-- Exercise task --
Leaving out the pictures, transcribe all of the records faithfully.

-- Material supplied --
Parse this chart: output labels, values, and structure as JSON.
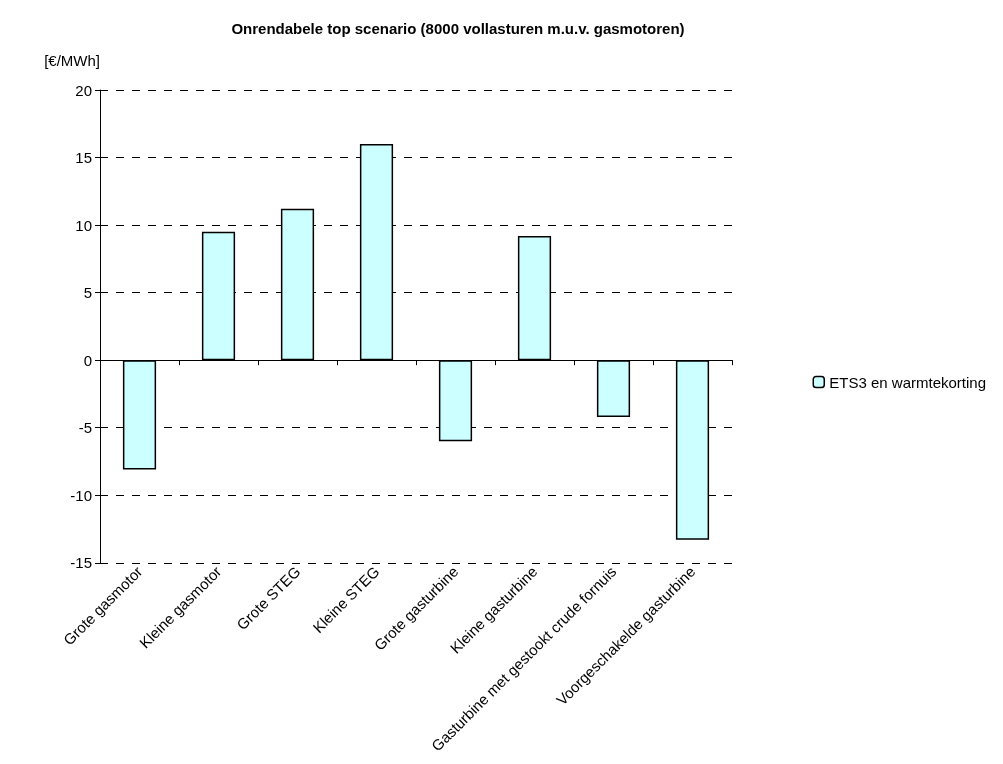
{
  "chart_data": {
    "type": "bar",
    "title": "Onrendabele top scenario (8000 vollasturen m.u.v. gasmotoren)",
    "ylabel": "[€/MWh]",
    "categories": [
      "Grote gasmotor",
      "Kleine gasmotor",
      "Grote STEG",
      "Kleine STEG",
      "Grote gasturbine",
      "Kleine gasturbine",
      "Gasturbine met gestookt crude fornuis",
      "Voorgeschakelde gasturbine"
    ],
    "series": [
      {
        "name": "ETS3 en warmtekorting",
        "color": "#ccffff",
        "values": [
          -8.1,
          9.5,
          11.2,
          16.0,
          -6.0,
          9.2,
          -4.2,
          -13.3
        ]
      }
    ],
    "ylim": [
      -15,
      20
    ],
    "yticks": [
      -15,
      -10,
      -5,
      0,
      5,
      10,
      15,
      20
    ],
    "grid": "y",
    "legend": "right"
  }
}
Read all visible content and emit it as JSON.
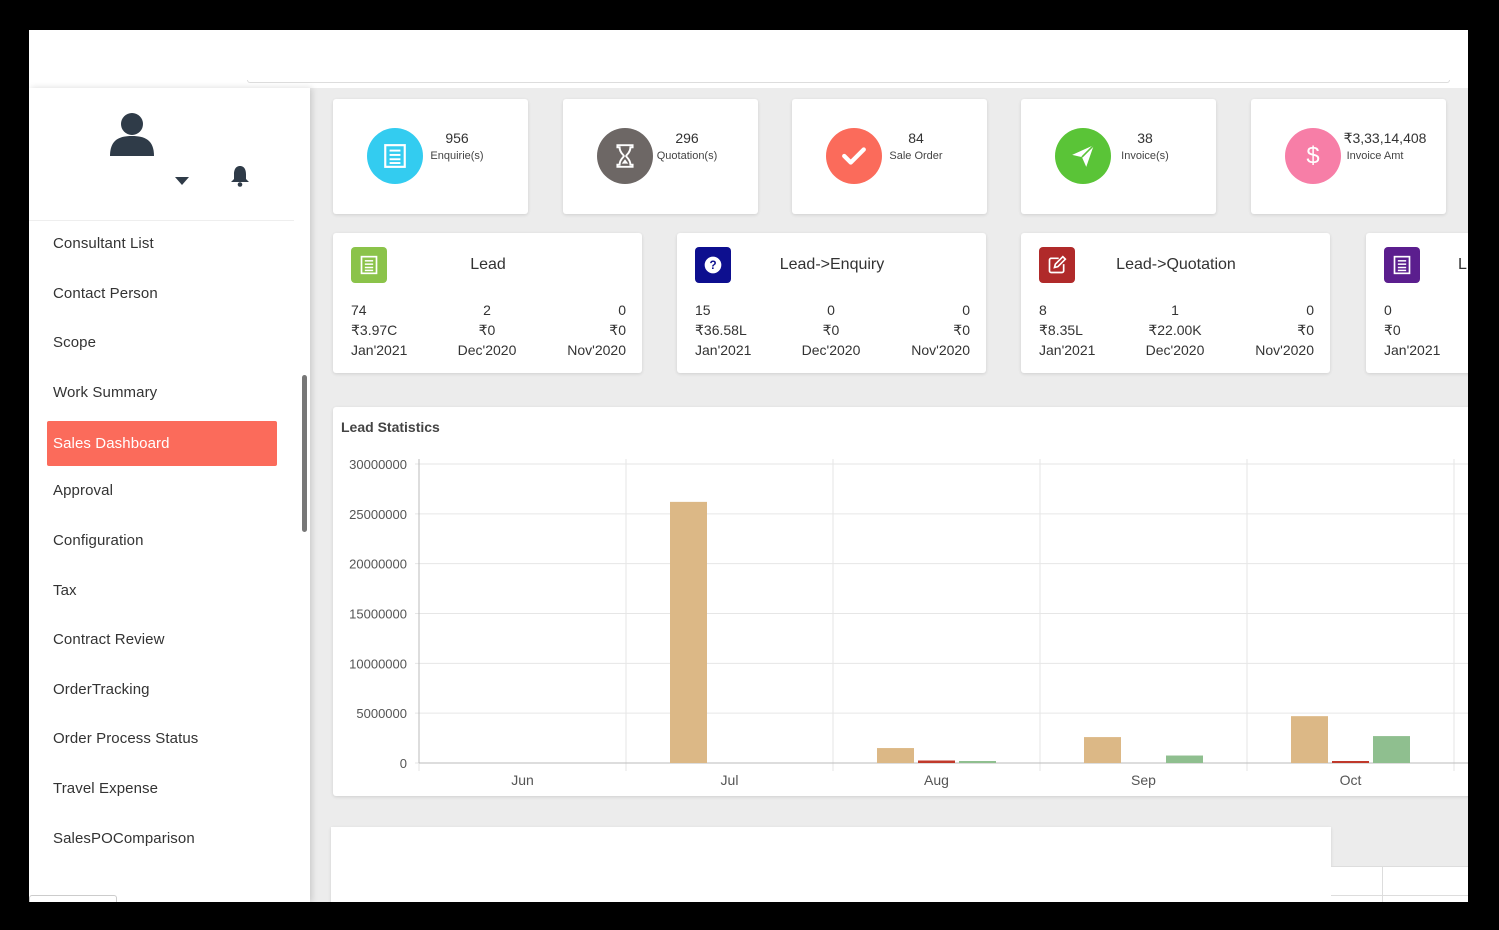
{
  "sidebar": {
    "menu": [
      {
        "label": "Consultant List",
        "active": false
      },
      {
        "label": "Contact Person",
        "active": false
      },
      {
        "label": "Scope",
        "active": false
      },
      {
        "label": "Work Summary",
        "active": false
      },
      {
        "label": "Sales Dashboard",
        "active": true
      },
      {
        "label": "Approval",
        "active": false
      },
      {
        "label": "Configuration",
        "active": false
      },
      {
        "label": "Tax",
        "active": false
      },
      {
        "label": "Contract Review",
        "active": false
      },
      {
        "label": "OrderTracking",
        "active": false
      },
      {
        "label": "Order Process Status",
        "active": false
      },
      {
        "label": "Travel Expense",
        "active": false
      },
      {
        "label": "SalesPOComparison",
        "active": false
      }
    ]
  },
  "stats": [
    {
      "value": "956",
      "label": "Enquirie(s)",
      "icon": "list-icon",
      "color": "#33ccf0"
    },
    {
      "value": "296",
      "label": "Quotation(s)",
      "icon": "hourglass-icon",
      "color": "#6d6765"
    },
    {
      "value": "84",
      "label": "Sale Order",
      "icon": "check-icon",
      "color": "#fb6b5b"
    },
    {
      "value": "38",
      "label": "Invoice(s)",
      "icon": "paper-plane-icon",
      "color": "#5ac437"
    },
    {
      "value": "₹3,33,14,408",
      "label": "Invoice Amt",
      "icon": "dollar-icon",
      "color": "#f77ea7"
    }
  ],
  "leads": [
    {
      "title": "Lead",
      "icon": "list-icon",
      "color": "#8bc34a",
      "cols": [
        [
          "74",
          "₹3.97C",
          "Jan'2021"
        ],
        [
          "2",
          "₹0",
          "Dec'2020"
        ],
        [
          "0",
          "₹0",
          "Nov'2020"
        ]
      ]
    },
    {
      "title": "Lead->Enquiry",
      "icon": "question-icon",
      "color": "#0d0f8f",
      "cols": [
        [
          "15",
          "₹36.58L",
          "Jan'2021"
        ],
        [
          "0",
          "₹0",
          "Dec'2020"
        ],
        [
          "0",
          "₹0",
          "Nov'2020"
        ]
      ]
    },
    {
      "title": "Lead->Quotation",
      "icon": "edit-icon",
      "color": "#b02a2a",
      "cols": [
        [
          "8",
          "₹8.35L",
          "Jan'2021"
        ],
        [
          "1",
          "₹22.00K",
          "Dec'2020"
        ],
        [
          "0",
          "₹0",
          "Nov'2020"
        ]
      ]
    },
    {
      "title": "L",
      "icon": "list-icon",
      "color": "#5b1e8e",
      "cols": [
        [
          "0",
          "₹0",
          "Jan'2021"
        ],
        [
          "",
          "",
          ""
        ],
        [
          "",
          "",
          ""
        ]
      ]
    }
  ],
  "chart_data": {
    "type": "bar",
    "title": "Lead Statistics",
    "categories": [
      "Jun",
      "Jul",
      "Aug",
      "Sep",
      "Oct"
    ],
    "ylim": [
      0,
      30000000
    ],
    "yticks": [
      "30000000",
      "25000000",
      "20000000",
      "15000000",
      "10000000",
      "5000000",
      "0"
    ],
    "grid": true,
    "series": [
      {
        "color": "#dcb886",
        "values": [
          0,
          26200000,
          1500000,
          2600000,
          4700000
        ]
      },
      {
        "color": "#c0392b",
        "values": [
          0,
          0,
          250000,
          0,
          200000
        ]
      },
      {
        "color": "#8fbf8f",
        "values": [
          0,
          0,
          150000,
          750000,
          2700000
        ]
      }
    ]
  }
}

-- Solution to the exercise --
Parse this chart: output labels, values, and structure as JSON.
{
  "chart_data": {
    "type": "bar",
    "title": "Onrendabele top scenario (8000 vollasturen m.u.v. gasmotoren)",
    "ylabel": "[€/MWh]",
    "categories": [
      "Grote gasmotor",
      "Kleine gasmotor",
      "Grote STEG",
      "Kleine STEG",
      "Grote gasturbine",
      "Kleine gasturbine",
      "Gasturbine met gestookt crude fornuis",
      "Voorgeschakelde gasturbine"
    ],
    "series": [
      {
        "name": "ETS3 en warmtekorting",
        "color": "#ccffff",
        "values": [
          -8.1,
          9.5,
          11.2,
          16.0,
          -6.0,
          9.2,
          -4.2,
          -13.3
        ]
      }
    ],
    "ylim": [
      -15,
      20
    ],
    "yticks": [
      -15,
      -10,
      -5,
      0,
      5,
      10,
      15,
      20
    ],
    "grid": "y",
    "legend": "right"
  }
}
Read all visible content and emit it as JSON.
{
  "sidebar": {
    "menu": [
      {
        "label": "Consultant List",
        "active": false
      },
      {
        "label": "Contact Person",
        "active": false
      },
      {
        "label": "Scope",
        "active": false
      },
      {
        "label": "Work Summary",
        "active": false
      },
      {
        "label": "Sales Dashboard",
        "active": true
      },
      {
        "label": "Approval",
        "active": false
      },
      {
        "label": "Configuration",
        "active": false
      },
      {
        "label": "Tax",
        "active": false
      },
      {
        "label": "Contract Review",
        "active": false
      },
      {
        "label": "OrderTracking",
        "active": false
      },
      {
        "label": "Order Process Status",
        "active": false
      },
      {
        "label": "Travel Expense",
        "active": false
      },
      {
        "label": "SalesPOComparison",
        "active": false
      }
    ]
  },
  "stats": [
    {
      "value": "956",
      "label": "Enquirie(s)",
      "icon": "list-icon",
      "color": "#33ccf0"
    },
    {
      "value": "296",
      "label": "Quotation(s)",
      "icon": "hourglass-icon",
      "color": "#6d6765"
    },
    {
      "value": "84",
      "label": "Sale Order",
      "icon": "check-icon",
      "color": "#fb6b5b"
    },
    {
      "value": "38",
      "label": "Invoice(s)",
      "icon": "paper-plane-icon",
      "color": "#5ac437"
    },
    {
      "value": "₹3,33,14,408",
      "label": "Invoice Amt",
      "icon": "dollar-icon",
      "color": "#f77ea7"
    }
  ],
  "leads": [
    {
      "title": "Lead",
      "icon": "list-icon",
      "color": "#8bc34a",
      "cols": [
        [
          "74",
          "₹3.97C",
          "Jan'2021"
        ],
        [
          "2",
          "₹0",
          "Dec'2020"
        ],
        [
          "0",
          "₹0",
          "Nov'2020"
        ]
      ]
    },
    {
      "title": "Lead->Enquiry",
      "icon": "question-icon",
      "color": "#0d0f8f",
      "cols": [
        [
          "15",
          "₹36.58L",
          "Jan'2021"
        ],
        [
          "0",
          "₹0",
          "Dec'2020"
        ],
        [
          "0",
          "₹0",
          "Nov'2020"
        ]
      ]
    },
    {
      "title": "Lead->Quotation",
      "icon": "edit-icon",
      "color": "#b02a2a",
      "cols": [
        [
          "8",
          "₹8.35L",
          "Jan'2021"
        ],
        [
          "1",
          "₹22.00K",
          "Dec'2020"
        ],
        [
          "0",
          "₹0",
          "Nov'2020"
        ]
      ]
    },
    {
      "title": "L",
      "icon": "list-icon",
      "color": "#5b1e8e",
      "cols": [
        [
          "0",
          "₹0",
          "Jan'2021"
        ],
        [
          "",
          "",
          ""
        ],
        [
          "",
          "",
          ""
        ]
      ]
    }
  ],
  "chart_data": {
    "type": "bar",
    "title": "Lead Statistics",
    "categories": [
      "Jun",
      "Jul",
      "Aug",
      "Sep",
      "Oct"
    ],
    "ylim": [
      0,
      30000000
    ],
    "yticks": [
      "30000000",
      "25000000",
      "20000000",
      "15000000",
      "10000000",
      "5000000",
      "0"
    ],
    "grid": true,
    "series": [
      {
        "color": "#dcb886",
        "values": [
          0,
          26200000,
          1500000,
          2600000,
          4700000
        ]
      },
      {
        "color": "#c0392b",
        "values": [
          0,
          0,
          250000,
          0,
          200000
        ]
      },
      {
        "color": "#8fbf8f",
        "values": [
          0,
          0,
          150000,
          750000,
          2700000
        ]
      }
    ]
  }
}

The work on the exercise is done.